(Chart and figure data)
++++++++++++++++++++

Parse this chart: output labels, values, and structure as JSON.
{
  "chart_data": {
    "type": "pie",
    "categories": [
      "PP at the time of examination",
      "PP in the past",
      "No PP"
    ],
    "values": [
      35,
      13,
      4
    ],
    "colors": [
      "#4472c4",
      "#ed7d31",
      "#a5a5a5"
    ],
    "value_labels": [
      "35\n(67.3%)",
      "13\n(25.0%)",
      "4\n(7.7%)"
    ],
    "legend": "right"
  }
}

++++++++++++++++++++

Work to complete: Extract the listing in its entirety, matching it exactly.

Task solution:
Parse this chart: output labels, values, and structure as JSON.
{
  "chart_data": {
    "type": "pie",
    "categories": [
      "PP at the time of examination",
      "PP in the past",
      "No PP"
    ],
    "values": [
      35,
      13,
      4
    ],
    "colors": [
      "#4472c4",
      "#ed7d31",
      "#a5a5a5"
    ],
    "value_labels": [
      "35\n(67.3%)",
      "13\n(25.0%)",
      "4\n(7.7%)"
    ],
    "legend": "right"
  }
}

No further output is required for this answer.